Data for this task start
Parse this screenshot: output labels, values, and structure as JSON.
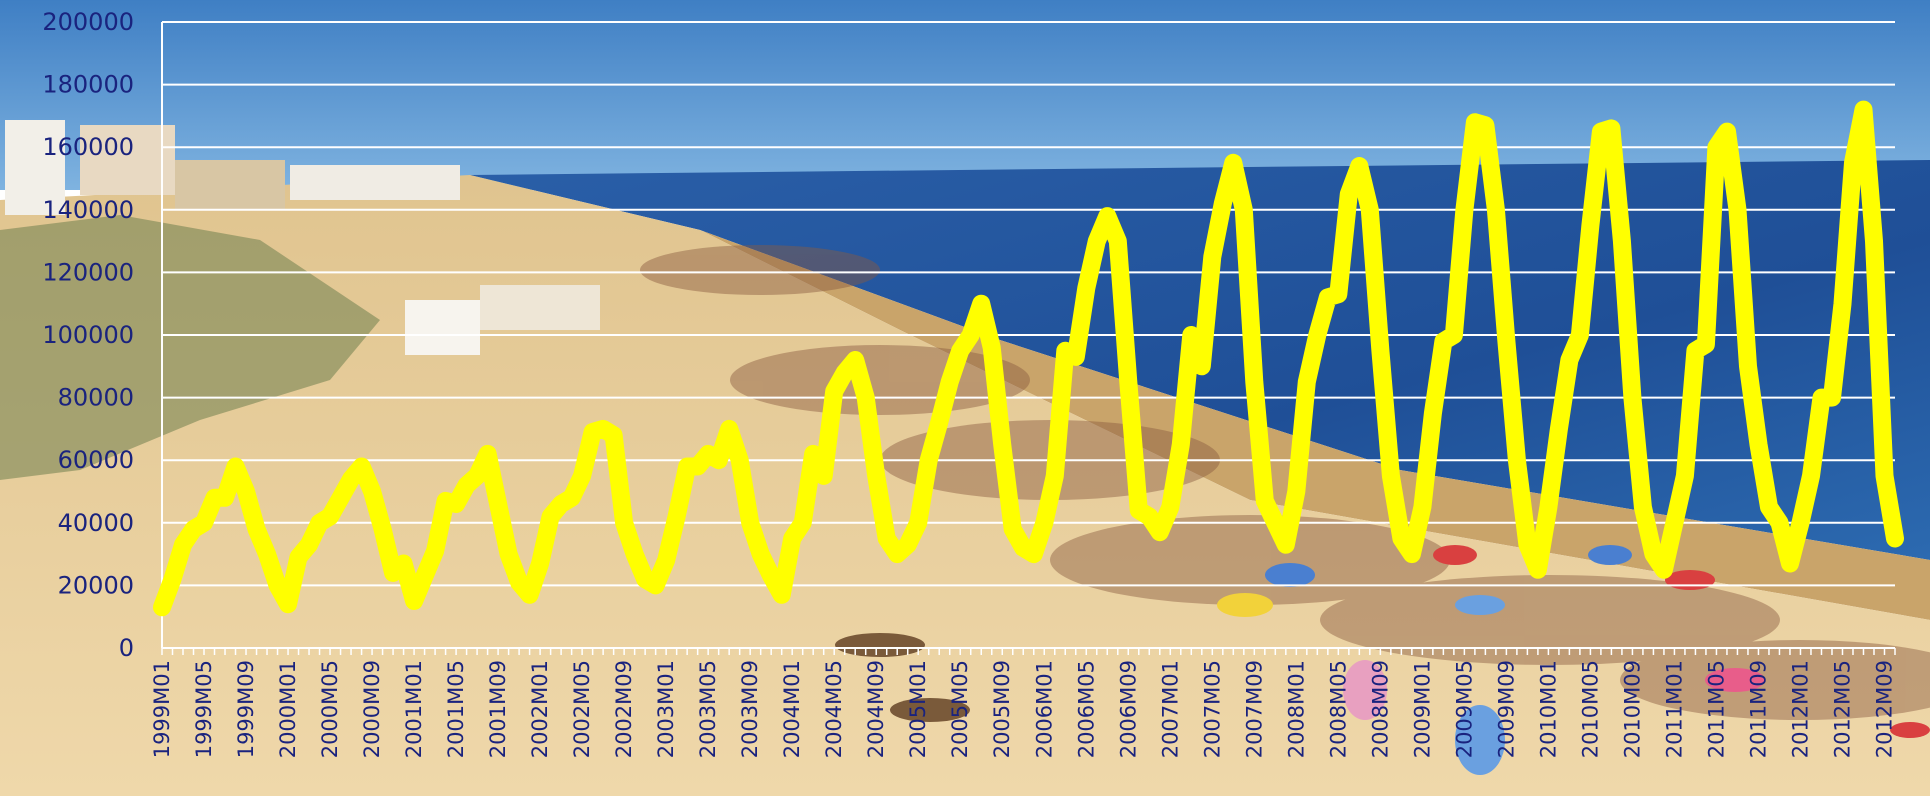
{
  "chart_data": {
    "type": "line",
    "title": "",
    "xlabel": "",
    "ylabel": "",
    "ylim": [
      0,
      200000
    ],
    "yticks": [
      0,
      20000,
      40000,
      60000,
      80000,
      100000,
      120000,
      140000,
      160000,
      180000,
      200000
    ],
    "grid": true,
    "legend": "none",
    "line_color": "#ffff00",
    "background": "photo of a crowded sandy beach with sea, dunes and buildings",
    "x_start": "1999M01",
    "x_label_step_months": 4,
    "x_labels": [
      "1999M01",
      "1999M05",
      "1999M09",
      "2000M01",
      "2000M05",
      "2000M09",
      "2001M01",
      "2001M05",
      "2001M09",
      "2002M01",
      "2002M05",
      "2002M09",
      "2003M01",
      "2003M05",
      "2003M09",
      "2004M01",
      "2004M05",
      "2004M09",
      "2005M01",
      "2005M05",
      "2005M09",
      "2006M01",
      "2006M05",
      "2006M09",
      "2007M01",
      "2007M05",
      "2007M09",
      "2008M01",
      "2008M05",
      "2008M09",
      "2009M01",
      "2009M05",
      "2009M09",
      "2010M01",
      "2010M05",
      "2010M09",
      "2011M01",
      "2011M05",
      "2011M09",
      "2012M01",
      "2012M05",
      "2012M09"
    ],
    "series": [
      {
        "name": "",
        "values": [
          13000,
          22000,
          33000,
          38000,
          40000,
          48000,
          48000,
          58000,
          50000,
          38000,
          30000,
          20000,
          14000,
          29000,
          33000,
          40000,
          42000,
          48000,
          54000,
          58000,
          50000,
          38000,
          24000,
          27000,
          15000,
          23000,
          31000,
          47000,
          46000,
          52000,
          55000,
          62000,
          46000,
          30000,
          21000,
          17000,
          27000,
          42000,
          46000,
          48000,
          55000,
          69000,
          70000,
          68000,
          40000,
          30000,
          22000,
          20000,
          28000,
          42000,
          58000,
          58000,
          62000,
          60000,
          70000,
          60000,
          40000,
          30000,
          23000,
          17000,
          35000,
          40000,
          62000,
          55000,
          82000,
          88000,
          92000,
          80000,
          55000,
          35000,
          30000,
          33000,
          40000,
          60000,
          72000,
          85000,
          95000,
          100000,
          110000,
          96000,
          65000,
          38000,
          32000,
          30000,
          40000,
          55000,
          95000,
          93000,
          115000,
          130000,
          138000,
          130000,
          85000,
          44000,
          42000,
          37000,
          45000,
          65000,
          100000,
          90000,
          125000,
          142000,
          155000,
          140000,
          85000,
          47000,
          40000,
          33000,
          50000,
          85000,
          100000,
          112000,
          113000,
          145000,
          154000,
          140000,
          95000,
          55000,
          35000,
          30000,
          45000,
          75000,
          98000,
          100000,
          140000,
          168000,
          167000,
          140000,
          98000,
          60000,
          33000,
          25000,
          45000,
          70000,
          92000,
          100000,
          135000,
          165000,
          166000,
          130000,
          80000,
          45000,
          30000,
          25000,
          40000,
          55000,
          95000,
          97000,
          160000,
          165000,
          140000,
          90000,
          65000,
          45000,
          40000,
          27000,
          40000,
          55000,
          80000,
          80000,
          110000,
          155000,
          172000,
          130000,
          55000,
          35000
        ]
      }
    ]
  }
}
Data for this task end
Data for this task start
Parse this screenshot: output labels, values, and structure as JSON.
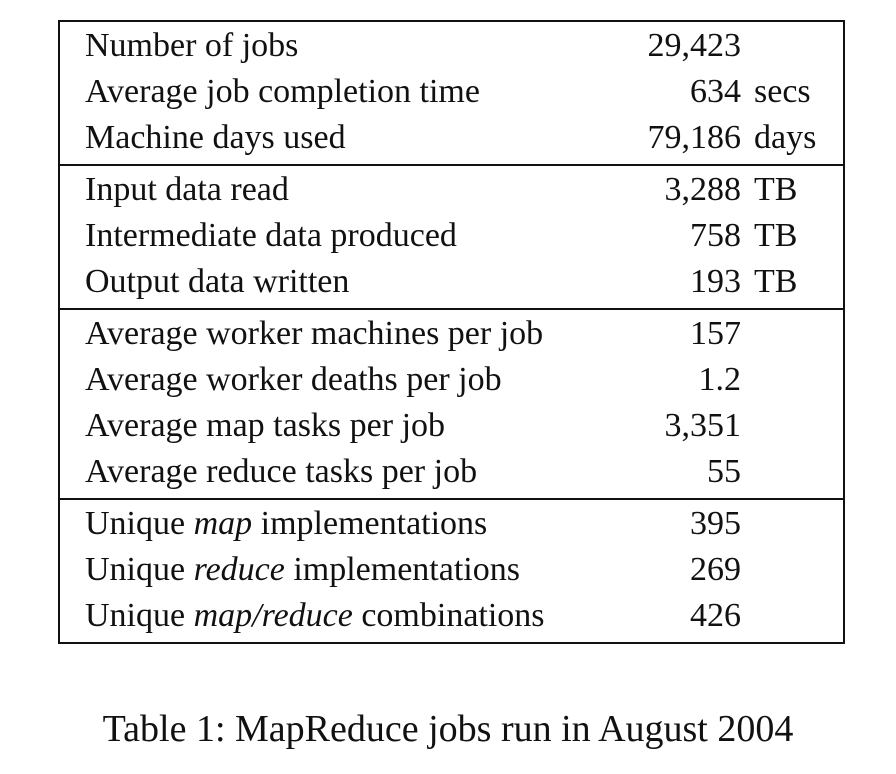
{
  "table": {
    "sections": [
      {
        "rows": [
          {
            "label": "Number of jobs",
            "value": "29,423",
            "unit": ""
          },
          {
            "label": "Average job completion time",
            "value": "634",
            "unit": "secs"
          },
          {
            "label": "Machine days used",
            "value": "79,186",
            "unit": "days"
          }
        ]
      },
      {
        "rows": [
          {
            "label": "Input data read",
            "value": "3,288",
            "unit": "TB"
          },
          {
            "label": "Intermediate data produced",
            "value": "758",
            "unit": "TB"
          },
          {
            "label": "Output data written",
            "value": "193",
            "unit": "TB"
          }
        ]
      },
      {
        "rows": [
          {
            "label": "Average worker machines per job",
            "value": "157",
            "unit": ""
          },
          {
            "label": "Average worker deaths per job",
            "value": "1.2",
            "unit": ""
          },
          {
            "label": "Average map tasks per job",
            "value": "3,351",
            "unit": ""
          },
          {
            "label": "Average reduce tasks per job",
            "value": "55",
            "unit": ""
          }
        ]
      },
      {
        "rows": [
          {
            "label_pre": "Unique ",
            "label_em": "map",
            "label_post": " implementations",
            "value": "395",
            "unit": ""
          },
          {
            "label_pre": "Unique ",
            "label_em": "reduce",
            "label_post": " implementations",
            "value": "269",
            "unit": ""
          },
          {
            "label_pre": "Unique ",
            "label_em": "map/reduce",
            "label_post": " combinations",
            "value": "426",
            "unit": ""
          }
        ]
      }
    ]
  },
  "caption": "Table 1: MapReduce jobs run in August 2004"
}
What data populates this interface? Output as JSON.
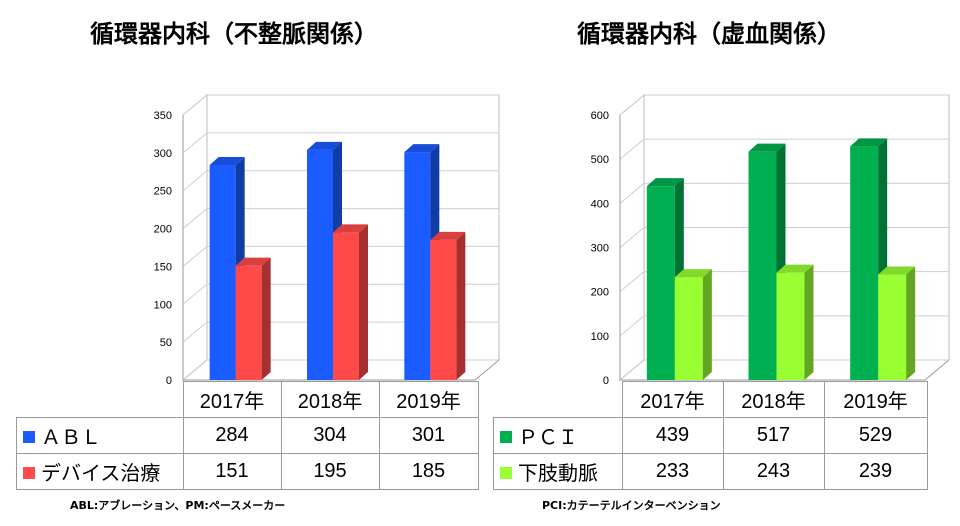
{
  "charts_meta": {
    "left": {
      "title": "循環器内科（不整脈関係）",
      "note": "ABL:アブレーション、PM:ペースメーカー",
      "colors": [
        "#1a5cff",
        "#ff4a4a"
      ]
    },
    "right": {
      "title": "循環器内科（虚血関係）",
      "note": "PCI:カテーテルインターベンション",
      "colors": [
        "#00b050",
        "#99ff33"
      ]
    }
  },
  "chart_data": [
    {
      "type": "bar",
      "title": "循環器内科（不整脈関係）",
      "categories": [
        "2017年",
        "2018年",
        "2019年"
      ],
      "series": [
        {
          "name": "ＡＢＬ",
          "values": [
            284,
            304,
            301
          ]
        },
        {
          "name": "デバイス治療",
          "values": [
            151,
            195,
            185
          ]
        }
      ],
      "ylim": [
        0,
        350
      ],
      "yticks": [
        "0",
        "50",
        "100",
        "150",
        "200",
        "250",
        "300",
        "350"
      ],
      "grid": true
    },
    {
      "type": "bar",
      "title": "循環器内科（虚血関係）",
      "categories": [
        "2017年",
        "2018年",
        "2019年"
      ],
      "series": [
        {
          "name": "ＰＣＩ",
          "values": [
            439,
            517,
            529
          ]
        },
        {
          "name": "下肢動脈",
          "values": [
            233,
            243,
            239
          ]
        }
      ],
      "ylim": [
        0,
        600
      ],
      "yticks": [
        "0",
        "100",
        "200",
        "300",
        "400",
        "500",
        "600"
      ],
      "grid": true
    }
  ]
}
Data for this task end
What you will do: Return every line above that contains the word "jobs".

Solution to this problem:
            "label": "Number of jobs",
  "caption": "Table 1: MapReduce jobs run in August 2004"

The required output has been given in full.